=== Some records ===
+ + + + +

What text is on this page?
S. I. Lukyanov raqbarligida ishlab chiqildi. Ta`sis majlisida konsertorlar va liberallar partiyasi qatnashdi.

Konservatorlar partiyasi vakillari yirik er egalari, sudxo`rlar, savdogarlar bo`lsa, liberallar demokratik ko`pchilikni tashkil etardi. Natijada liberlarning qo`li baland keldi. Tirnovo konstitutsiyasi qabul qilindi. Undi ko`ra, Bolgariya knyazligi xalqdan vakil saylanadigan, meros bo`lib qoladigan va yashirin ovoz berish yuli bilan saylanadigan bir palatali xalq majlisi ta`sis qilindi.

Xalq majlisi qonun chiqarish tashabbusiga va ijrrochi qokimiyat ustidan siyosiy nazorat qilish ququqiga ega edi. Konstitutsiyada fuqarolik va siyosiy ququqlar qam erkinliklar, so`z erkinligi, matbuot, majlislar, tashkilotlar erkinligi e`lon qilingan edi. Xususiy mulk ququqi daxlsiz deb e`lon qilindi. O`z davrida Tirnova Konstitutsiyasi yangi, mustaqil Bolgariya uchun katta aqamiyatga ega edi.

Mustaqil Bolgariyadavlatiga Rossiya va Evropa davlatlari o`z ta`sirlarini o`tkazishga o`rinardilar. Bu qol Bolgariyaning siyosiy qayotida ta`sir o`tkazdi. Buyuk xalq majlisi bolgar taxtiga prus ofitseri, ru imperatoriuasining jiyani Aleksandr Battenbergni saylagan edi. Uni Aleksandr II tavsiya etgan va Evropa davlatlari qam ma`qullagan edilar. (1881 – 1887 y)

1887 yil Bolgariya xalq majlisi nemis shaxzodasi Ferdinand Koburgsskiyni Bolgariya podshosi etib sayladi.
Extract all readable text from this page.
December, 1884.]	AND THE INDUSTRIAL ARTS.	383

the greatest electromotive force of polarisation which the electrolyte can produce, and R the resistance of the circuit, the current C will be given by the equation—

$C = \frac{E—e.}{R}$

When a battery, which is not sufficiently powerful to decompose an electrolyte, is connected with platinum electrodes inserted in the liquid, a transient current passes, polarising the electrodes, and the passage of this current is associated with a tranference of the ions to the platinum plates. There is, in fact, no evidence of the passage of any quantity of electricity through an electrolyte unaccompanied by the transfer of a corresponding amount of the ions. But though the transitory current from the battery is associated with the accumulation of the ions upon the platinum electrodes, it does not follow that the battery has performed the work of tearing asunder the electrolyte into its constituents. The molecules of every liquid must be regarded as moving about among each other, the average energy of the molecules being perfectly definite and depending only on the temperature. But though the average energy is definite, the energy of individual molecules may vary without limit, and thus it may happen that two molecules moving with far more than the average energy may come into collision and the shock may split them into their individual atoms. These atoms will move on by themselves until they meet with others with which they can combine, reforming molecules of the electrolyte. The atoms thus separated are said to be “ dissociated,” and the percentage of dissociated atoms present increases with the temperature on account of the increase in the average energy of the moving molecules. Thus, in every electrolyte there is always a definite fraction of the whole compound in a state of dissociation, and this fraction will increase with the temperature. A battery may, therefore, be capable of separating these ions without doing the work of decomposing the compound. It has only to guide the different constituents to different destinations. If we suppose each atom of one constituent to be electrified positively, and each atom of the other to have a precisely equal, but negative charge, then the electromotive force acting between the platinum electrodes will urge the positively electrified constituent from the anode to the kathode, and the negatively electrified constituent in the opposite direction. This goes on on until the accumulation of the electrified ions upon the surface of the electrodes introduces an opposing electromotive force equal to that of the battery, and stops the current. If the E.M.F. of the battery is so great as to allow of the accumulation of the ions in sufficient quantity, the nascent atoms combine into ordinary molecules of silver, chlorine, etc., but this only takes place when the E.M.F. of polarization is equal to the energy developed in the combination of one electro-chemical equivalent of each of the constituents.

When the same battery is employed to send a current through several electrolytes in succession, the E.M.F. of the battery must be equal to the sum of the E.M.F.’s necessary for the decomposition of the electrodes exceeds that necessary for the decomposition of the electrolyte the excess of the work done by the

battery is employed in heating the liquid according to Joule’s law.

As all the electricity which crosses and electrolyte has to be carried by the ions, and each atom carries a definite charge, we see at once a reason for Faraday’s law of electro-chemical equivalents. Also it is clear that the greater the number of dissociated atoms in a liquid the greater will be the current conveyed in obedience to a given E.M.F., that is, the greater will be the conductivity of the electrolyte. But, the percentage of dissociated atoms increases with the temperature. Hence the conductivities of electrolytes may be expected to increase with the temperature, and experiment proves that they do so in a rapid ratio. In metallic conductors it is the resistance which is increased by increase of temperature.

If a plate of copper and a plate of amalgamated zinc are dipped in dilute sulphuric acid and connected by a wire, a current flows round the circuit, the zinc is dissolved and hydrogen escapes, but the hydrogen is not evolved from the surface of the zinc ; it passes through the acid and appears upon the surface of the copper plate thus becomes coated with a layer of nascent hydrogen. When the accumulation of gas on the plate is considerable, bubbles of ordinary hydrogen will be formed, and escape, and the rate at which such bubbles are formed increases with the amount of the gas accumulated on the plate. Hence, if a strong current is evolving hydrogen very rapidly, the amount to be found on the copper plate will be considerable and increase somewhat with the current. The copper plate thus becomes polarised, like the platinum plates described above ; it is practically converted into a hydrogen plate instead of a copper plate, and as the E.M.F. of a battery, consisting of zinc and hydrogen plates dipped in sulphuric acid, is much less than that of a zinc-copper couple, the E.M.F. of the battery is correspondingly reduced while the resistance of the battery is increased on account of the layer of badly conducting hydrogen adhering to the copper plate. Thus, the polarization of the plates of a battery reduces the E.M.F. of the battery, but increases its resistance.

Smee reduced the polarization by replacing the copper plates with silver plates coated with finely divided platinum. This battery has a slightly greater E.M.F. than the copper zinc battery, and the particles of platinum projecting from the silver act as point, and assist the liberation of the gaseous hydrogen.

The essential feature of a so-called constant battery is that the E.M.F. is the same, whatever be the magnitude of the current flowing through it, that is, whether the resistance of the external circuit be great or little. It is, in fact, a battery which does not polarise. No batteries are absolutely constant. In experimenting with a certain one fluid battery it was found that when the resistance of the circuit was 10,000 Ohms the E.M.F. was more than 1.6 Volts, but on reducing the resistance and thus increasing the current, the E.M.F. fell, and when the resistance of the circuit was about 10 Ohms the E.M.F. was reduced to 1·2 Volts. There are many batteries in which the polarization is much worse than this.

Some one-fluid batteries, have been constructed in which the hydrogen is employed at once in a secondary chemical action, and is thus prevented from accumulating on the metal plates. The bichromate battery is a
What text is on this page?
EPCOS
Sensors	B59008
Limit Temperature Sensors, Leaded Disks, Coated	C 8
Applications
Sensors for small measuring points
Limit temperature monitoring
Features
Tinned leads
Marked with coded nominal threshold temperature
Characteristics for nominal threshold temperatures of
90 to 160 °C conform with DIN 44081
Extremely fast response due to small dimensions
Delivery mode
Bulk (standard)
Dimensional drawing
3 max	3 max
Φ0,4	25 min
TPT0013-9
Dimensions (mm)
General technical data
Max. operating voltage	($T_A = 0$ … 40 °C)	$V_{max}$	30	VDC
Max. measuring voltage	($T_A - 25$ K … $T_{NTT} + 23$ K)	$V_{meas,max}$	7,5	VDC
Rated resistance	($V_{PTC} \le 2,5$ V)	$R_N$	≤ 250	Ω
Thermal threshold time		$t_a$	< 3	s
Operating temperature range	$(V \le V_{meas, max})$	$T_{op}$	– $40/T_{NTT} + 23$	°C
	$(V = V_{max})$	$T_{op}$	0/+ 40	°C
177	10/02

+ + + + +

=== Do this ===
Identify each line in the records above containing the word "small"; copy those lines.

=== Task output ===
Sensors for small measuring points
Extremely fast response due to small dimensions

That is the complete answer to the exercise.